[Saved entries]
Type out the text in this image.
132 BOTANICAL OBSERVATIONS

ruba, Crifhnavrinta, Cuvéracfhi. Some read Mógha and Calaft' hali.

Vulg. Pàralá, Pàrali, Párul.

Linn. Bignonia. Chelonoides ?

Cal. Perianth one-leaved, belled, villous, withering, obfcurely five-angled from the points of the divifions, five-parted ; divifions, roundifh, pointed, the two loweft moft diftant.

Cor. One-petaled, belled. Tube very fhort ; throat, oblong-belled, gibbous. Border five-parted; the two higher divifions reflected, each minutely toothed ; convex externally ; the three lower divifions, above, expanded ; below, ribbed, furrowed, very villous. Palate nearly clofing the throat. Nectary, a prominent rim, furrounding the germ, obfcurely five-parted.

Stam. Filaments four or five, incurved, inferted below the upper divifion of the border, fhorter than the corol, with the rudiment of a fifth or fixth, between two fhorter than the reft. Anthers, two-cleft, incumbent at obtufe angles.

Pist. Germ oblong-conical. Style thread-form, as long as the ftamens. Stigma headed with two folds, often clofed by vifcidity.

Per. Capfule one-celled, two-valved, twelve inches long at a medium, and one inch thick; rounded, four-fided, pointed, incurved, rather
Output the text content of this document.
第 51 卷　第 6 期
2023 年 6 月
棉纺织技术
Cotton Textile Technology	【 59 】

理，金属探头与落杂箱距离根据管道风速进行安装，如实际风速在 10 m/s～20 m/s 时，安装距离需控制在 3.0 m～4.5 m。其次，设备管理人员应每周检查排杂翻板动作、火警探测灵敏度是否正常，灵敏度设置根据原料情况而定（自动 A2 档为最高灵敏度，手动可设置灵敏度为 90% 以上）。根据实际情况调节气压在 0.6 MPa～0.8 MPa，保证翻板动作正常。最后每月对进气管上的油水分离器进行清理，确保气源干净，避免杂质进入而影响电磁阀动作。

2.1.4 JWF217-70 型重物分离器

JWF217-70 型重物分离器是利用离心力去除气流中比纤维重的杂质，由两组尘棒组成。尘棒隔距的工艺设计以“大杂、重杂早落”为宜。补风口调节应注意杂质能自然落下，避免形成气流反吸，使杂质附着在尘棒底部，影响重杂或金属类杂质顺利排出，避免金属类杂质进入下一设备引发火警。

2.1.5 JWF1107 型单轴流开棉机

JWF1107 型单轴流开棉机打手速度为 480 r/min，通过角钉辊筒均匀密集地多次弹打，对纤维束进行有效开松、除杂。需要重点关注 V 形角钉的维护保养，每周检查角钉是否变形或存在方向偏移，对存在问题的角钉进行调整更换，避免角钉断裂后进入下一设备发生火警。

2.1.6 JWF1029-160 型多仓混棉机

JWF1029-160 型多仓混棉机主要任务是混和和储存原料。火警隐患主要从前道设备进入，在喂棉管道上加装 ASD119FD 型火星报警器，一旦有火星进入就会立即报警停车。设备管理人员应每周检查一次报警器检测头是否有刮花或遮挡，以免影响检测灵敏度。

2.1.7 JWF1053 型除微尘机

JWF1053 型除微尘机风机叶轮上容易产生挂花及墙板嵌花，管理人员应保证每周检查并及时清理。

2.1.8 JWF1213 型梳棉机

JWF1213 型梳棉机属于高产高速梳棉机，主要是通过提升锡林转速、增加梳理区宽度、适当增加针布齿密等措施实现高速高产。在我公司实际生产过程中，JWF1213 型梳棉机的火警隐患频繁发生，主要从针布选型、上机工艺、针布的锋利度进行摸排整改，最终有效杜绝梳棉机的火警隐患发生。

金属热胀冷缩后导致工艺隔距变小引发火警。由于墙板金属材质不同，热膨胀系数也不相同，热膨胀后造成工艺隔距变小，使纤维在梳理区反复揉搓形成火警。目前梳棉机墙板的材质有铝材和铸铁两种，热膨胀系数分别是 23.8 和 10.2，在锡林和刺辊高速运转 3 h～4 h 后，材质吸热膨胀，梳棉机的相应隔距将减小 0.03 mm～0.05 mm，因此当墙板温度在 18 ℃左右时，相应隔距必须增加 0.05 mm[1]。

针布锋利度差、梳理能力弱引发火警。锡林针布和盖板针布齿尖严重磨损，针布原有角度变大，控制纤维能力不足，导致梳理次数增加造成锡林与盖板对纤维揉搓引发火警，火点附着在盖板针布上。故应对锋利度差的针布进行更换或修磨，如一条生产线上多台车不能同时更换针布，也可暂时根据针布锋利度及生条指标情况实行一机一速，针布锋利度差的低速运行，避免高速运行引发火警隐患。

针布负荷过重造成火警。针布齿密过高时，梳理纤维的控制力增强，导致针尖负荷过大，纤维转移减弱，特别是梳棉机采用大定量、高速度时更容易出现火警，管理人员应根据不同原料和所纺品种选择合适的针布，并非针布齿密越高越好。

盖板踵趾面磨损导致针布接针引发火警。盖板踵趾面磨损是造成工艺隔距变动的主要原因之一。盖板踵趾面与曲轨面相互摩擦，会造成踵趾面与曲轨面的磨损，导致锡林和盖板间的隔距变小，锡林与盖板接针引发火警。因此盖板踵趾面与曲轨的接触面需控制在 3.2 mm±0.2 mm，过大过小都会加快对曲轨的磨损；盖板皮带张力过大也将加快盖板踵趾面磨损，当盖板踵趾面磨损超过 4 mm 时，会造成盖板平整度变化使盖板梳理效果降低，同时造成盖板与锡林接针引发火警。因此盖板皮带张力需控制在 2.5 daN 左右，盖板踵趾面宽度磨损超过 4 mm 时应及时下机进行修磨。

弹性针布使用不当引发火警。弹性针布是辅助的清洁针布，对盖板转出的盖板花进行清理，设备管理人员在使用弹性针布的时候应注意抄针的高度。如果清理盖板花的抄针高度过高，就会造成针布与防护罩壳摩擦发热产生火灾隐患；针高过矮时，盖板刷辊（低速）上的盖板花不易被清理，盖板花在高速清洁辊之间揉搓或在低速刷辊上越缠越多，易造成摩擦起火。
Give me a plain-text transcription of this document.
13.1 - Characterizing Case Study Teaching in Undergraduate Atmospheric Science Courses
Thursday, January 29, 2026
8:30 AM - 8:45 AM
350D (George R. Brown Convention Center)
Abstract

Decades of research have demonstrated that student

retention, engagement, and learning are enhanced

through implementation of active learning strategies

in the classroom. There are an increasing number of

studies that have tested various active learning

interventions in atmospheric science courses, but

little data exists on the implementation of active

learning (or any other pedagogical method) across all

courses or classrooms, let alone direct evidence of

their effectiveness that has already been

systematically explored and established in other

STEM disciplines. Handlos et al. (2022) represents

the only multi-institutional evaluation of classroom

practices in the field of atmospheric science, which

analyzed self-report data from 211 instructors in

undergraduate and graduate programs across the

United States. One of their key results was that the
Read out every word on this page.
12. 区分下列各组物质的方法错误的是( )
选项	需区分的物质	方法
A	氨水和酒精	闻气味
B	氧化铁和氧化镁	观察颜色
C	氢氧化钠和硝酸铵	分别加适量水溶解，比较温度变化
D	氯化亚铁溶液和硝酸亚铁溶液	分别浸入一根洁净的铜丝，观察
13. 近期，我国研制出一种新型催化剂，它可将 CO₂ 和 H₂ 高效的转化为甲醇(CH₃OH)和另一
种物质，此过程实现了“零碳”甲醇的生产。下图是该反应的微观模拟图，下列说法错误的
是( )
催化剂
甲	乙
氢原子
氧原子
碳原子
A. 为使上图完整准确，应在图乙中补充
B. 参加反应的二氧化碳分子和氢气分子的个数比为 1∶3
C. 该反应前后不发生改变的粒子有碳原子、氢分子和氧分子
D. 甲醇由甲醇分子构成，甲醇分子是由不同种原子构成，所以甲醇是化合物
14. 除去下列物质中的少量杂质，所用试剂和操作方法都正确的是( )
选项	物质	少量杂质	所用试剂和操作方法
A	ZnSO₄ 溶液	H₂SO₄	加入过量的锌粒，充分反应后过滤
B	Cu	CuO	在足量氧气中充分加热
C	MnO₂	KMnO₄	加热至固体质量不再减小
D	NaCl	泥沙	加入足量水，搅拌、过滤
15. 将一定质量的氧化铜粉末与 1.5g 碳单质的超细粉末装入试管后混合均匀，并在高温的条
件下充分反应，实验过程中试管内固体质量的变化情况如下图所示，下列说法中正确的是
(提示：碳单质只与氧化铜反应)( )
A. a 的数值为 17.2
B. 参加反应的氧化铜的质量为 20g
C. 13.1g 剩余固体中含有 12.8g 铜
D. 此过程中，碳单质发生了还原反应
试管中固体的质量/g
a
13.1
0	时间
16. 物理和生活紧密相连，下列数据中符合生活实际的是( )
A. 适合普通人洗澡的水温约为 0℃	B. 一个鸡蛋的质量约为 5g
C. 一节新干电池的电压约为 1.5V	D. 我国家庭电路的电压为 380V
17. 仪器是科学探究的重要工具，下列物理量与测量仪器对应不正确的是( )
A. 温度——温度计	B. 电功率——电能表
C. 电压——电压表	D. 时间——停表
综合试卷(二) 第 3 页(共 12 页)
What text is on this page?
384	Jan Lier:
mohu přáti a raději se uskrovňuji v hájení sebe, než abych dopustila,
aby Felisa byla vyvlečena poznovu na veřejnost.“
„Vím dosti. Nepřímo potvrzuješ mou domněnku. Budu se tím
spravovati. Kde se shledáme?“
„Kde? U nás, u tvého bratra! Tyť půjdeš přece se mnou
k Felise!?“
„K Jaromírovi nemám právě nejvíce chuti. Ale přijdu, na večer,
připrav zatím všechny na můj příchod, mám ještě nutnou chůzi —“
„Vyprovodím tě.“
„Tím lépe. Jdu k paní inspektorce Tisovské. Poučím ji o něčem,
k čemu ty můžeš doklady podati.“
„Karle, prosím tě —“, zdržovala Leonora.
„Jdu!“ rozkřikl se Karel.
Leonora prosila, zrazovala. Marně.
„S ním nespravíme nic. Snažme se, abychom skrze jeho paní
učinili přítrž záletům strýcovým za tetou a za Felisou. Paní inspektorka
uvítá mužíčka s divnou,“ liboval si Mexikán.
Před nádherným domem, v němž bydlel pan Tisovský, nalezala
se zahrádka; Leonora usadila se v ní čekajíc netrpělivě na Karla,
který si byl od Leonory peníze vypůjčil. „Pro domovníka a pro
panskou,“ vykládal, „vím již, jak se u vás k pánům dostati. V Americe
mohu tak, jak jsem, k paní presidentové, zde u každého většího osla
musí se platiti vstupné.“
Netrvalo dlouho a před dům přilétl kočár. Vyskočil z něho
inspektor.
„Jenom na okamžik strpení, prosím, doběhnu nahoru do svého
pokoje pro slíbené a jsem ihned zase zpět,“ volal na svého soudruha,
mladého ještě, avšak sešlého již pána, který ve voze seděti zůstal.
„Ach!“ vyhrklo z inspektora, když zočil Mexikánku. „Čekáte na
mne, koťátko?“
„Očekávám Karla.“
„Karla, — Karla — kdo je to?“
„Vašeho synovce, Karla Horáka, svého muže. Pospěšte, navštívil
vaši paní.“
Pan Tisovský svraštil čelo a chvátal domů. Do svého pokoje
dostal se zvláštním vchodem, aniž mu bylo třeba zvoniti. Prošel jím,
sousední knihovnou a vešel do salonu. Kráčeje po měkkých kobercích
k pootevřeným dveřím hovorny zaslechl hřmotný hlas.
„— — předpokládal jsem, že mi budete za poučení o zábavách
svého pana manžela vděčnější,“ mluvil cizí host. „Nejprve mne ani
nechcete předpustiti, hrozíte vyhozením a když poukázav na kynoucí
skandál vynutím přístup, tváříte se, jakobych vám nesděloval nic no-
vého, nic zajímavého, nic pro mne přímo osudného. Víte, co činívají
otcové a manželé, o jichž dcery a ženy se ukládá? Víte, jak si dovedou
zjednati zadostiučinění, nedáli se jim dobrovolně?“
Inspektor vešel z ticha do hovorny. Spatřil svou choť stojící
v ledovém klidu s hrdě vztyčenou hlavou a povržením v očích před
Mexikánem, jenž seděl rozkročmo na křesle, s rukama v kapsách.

> **EXERCISE OBJECTIVE**
Copy out each line in the listing that has the word "prosím".

> **RESULT OF THE TASK**
„Karle, prosím tě —“, zdržovala Leonora.
„Jenom na okamžik strpení, prosím, doběhnu nahoru do svého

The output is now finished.